EXCERPT =>
# # #

First we'll read a table from the Apollo 15 Heat Flow Experiment that is in the PDS4 standard format. Then we'll read some MRO SHARAD data that is in the PDS3 standard format. **We also demonstrate that data can be opened with either a detached label file or a data file. Though label files are preferred.**

_**Note:** Currently, pdr does not use the same internal functions to open PDS4 and PDS3 data. PDS4 data is less optimized---it reads data accurately, but more slowly---and we recommend using PDS3 labels whenever both are available due to this._

In [None]:
# These are the URLs for the Apollo 15 HFE data and label files
apollo_url = 'https://pds-geosciences.wustl.edu/lunar/urn-nasa-pds-a15_17_hfe_concatenated/data/split/a15p1f4_split.tab'
apollo_lbl = 'https://pds-geosciences.wustl.edu/lunar/urn-nasa-pds-a15_17_hfe_concatenated/data/split/a15p1f4_split.xml'
# This downloads the data, same way as above
apollo_fn = apollo_url.split('/')[-1]
if not os.path.exists(apollo_fn):
    req = requests.get(apollo_url)
    open(apollo_fn, 'wb').write(req.content)
apollo_lbl = apollo_lbl.split('/')[-1]
if not os.path.exists(apollo_lbl):
    reqlbl = requests.get(apollo_lbl)
    open(apollo_lbl, 'wb').write(reqlbl.content)
apollo_from_data_file = pdr.read(apollo_fn)
apollo_from_lbl_file = pdr.read(apollo_lbl)
# This checks that the outputs of `pdr` are identical whether you pass it the data file or the label file.
print('Do the data file and label file produce identical outputs?',
      all(apollo_from_data_file['a15p1f4_split']==apollo_from_lbl_file['a15p1f4_split']))

Tables are output as pandas dataframes when read from a PDS3 label and as PDS_ndarray (this is a reclassed numpy array) when read from a PDS4 label (as shown here). PDS4 labels are output as dictionaries. 

In [None]:
print(f'The keys are {apollo_from_data_file.keys()}')
for key in apollo_from_data_file.keys():
    print(f'{key}:')
    print(type(apollo_from_data_file[key]))
    print(apollo_from_data_file[key])


An example with a MRO-RSS file, a PDS3 formatted table, can be seen below. Note again the differing output types from using a a PDS3 (pandas dataframe) vs. PDS4 (PDS_ndarray) label file for a table.

Here we also demonstrate the use of the `lazy=` keyword. This causes only the label to be read in and allows the each product referenced in a label file to be loaded in separately.

In [None]:
mrorss_url = 'https://pds-geosciences.wustl.edu/mro/mro-m-rss-5-sdp-v1/mrors_1xxx/data/shadr/jgmro_110b2_sha.tab'
mrorss_lbl_url = 'https://pds-geosciences.wustl.edu/mro/mro-m-rss-5-sdp-v1/mrors_1xxx/data/shadr/jgmro_110b2_sha.lbl'
mrorss_fn = mrorss_url.split('/')[-1]
if not os.path.exists(mrorss_fn):
    req = requests.get(mrorss_url)

# # #

CHALLENGE A =>
Answer the following questions from the pdr excerpt above.
(i) Which labels does it recommend using when both PDS3 and PDS4 labels are available?
(ii) In what form are tables output when read from a PDS3 label?
(iii) What does the `lazy=` keyword cause to be read in?
CHALLENGE B =>
Reproduce verbatim the portion of the pdr excerpt above between "print(apollo_from_data_file[key])" and "for a table.", inclusive.

PROVIDED MATERIAL =>
# # #

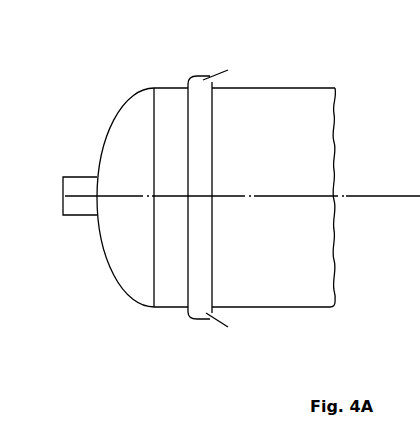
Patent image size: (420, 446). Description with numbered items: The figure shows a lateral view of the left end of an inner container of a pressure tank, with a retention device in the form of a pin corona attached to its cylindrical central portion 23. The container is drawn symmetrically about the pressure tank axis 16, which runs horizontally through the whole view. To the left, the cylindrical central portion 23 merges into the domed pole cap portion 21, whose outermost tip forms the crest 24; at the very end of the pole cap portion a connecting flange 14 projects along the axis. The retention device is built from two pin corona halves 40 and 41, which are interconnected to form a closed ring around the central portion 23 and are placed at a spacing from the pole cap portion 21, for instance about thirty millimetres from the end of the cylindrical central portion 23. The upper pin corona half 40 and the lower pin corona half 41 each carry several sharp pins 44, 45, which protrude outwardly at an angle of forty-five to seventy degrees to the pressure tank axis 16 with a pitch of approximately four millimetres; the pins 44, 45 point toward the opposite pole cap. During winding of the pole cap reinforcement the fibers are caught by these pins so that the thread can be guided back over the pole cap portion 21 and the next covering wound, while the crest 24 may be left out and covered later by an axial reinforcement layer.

# # #

TASK OUTPUT A =>
(i) PDS3 labels.
(ii) As pandas dataframes.
(iii) Only the label.

TASK OUTPUT B =>
print(apollo_from_data_file[key])


An example with a MRO-RSS file, a PDS3 formatted table, can be seen below. Note again the differing output types from using a a PDS3 (pandas dataframe) vs. PDS4 (PDS_ndarray) label file for a table.